● INFORMATION SUPPLIED:

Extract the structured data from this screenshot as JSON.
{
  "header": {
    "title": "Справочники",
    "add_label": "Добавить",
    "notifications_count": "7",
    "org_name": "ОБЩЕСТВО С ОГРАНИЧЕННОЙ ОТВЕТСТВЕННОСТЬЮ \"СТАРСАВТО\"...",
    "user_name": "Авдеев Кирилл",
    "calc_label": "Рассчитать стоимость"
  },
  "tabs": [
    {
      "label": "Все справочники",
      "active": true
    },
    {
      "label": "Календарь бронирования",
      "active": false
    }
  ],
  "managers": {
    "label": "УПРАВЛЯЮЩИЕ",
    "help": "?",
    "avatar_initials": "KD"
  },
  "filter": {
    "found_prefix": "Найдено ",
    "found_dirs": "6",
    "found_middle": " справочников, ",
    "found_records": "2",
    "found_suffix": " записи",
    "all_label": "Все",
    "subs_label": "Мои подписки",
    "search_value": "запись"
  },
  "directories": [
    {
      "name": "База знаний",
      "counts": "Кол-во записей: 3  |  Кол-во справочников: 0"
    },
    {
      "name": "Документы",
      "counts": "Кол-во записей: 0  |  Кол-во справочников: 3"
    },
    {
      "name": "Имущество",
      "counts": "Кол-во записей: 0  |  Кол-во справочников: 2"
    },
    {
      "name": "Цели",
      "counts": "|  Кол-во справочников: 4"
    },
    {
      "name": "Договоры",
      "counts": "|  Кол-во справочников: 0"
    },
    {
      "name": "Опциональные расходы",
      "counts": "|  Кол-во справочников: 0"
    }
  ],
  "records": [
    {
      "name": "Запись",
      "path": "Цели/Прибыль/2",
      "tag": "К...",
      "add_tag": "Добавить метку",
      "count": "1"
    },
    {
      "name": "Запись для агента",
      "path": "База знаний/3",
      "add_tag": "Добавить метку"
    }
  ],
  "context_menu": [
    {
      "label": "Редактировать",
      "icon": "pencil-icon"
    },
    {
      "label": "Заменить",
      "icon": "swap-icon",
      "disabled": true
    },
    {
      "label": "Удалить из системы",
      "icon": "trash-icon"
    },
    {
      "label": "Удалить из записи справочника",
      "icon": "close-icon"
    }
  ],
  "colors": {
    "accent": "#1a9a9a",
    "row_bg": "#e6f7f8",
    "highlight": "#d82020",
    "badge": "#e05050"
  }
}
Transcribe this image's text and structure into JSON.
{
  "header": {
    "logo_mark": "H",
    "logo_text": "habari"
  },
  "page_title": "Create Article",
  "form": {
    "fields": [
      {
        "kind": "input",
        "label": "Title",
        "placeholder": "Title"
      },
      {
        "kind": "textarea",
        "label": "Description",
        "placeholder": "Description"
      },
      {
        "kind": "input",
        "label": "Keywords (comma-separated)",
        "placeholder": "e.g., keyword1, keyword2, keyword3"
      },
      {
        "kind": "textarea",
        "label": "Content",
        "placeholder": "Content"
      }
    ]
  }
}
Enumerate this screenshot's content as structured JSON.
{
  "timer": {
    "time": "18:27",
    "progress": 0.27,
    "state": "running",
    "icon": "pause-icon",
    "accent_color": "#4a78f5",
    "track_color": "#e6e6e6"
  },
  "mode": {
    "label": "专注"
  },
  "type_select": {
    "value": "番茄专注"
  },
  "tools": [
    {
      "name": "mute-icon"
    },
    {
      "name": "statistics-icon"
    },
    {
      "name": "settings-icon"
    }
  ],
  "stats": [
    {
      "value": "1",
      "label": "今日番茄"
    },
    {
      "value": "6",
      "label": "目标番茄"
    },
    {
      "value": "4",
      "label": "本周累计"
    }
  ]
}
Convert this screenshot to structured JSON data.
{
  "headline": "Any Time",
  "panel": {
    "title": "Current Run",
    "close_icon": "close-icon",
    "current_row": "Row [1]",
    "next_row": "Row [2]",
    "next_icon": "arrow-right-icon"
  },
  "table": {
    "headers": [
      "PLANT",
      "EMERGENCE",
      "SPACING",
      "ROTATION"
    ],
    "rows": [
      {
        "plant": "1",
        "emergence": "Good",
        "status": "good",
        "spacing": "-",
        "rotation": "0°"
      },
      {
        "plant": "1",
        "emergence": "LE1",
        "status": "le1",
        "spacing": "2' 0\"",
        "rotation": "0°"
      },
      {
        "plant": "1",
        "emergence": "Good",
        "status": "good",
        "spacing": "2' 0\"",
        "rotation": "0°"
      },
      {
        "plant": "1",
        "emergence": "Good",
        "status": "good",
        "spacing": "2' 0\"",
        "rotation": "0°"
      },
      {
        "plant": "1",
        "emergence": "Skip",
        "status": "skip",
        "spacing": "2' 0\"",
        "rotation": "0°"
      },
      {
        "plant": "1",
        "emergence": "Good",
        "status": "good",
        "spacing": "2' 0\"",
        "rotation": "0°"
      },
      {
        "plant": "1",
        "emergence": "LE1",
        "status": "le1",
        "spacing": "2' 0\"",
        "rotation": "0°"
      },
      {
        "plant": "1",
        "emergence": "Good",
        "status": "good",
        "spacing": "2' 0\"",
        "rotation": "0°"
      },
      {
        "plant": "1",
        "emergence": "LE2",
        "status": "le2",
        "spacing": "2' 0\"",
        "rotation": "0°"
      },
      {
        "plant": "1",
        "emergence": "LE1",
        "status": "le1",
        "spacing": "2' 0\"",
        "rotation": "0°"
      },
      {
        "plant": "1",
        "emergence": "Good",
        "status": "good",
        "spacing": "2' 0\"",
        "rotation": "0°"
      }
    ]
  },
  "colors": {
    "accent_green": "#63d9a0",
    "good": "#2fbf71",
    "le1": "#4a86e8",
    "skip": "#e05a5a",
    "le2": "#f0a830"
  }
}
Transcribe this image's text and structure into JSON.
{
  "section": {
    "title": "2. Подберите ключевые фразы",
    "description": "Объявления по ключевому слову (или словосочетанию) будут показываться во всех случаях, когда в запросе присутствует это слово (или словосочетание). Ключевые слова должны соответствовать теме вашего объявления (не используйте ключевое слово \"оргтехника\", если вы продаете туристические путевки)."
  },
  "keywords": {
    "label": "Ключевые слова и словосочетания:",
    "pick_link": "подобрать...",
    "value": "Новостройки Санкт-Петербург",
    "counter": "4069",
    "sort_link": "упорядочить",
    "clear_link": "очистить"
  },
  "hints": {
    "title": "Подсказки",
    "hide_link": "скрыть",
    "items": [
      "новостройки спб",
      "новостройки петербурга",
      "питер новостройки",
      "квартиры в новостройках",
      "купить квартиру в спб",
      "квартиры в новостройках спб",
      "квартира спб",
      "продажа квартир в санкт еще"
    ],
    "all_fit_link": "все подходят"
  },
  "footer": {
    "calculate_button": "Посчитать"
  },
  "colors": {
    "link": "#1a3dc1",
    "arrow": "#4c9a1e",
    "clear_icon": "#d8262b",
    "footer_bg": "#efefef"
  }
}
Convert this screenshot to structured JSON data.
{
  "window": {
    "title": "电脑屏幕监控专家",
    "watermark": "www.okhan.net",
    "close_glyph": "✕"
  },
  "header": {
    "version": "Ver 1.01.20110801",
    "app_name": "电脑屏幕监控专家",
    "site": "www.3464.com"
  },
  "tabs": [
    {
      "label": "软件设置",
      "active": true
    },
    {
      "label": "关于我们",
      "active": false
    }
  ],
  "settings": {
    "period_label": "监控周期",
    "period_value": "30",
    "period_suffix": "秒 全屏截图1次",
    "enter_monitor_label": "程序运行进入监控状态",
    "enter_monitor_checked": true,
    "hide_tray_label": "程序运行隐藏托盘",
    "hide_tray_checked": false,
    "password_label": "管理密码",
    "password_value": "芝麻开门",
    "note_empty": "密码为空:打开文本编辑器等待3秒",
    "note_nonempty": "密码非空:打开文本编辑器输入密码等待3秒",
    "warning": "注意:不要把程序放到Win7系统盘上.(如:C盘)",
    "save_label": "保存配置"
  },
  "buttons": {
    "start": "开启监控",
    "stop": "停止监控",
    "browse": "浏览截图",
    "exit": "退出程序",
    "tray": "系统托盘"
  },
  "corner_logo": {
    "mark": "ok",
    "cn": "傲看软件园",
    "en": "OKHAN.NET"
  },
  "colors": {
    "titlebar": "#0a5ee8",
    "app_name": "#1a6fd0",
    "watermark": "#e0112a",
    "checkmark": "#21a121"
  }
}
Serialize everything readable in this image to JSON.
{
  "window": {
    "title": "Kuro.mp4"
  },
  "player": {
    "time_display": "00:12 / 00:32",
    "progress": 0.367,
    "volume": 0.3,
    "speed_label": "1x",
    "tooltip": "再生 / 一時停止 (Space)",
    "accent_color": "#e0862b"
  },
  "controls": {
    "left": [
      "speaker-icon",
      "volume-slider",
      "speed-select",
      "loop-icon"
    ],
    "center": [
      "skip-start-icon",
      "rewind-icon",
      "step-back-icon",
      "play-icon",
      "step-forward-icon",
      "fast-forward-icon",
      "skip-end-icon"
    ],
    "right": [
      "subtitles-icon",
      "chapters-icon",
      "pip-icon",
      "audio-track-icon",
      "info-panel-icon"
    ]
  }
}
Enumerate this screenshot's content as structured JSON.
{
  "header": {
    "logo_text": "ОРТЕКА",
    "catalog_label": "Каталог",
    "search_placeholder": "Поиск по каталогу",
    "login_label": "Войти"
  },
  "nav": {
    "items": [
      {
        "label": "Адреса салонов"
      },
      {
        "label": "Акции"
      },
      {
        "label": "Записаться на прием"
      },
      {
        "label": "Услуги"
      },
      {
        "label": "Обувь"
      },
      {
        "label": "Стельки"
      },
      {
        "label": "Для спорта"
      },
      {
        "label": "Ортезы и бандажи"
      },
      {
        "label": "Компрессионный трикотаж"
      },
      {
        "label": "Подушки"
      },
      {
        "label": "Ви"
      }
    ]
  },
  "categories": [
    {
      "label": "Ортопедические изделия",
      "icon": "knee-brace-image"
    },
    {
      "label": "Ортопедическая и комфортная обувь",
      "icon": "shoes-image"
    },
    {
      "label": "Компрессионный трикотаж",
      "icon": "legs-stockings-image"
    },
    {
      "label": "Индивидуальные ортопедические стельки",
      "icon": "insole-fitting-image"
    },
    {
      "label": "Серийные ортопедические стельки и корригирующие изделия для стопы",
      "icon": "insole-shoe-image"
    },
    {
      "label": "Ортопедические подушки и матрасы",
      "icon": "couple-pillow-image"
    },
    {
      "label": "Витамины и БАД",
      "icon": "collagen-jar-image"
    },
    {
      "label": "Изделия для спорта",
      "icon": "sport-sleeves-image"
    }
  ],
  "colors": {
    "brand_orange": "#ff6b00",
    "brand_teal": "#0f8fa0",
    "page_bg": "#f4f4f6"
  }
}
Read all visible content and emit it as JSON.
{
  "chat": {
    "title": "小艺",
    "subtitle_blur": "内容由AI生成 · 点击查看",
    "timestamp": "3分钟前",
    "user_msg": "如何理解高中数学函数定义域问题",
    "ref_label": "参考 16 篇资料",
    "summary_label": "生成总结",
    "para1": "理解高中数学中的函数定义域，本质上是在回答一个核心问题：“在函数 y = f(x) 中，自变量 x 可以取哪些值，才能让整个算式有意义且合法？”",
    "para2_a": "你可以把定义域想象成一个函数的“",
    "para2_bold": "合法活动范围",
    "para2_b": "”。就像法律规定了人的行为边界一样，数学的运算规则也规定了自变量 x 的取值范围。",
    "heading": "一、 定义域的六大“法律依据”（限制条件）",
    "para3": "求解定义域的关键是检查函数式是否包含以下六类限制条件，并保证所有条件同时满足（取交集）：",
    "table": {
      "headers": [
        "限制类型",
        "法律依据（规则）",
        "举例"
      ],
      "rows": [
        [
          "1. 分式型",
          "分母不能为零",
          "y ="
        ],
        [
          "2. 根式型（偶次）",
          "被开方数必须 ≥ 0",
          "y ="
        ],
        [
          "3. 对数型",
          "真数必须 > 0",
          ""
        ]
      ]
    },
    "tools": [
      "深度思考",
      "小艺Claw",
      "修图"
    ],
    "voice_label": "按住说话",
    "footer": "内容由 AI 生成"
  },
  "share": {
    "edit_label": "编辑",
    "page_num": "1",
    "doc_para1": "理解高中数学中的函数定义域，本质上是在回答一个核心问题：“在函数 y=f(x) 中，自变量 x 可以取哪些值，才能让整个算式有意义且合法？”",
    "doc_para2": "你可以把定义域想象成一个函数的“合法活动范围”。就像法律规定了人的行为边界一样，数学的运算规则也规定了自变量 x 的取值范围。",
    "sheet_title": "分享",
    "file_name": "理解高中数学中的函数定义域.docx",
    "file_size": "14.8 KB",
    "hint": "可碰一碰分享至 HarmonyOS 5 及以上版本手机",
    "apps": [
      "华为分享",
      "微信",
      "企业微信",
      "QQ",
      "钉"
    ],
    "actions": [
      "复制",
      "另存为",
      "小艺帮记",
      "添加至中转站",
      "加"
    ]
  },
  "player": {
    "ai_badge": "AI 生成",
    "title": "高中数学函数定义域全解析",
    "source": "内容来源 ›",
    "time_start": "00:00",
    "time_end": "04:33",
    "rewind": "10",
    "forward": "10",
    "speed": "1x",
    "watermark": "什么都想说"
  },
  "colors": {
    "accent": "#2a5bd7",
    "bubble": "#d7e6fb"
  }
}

● GOAL: State, as a number only, how many lines in the entries include "спорта".

● FINISHED EXERCISE: 2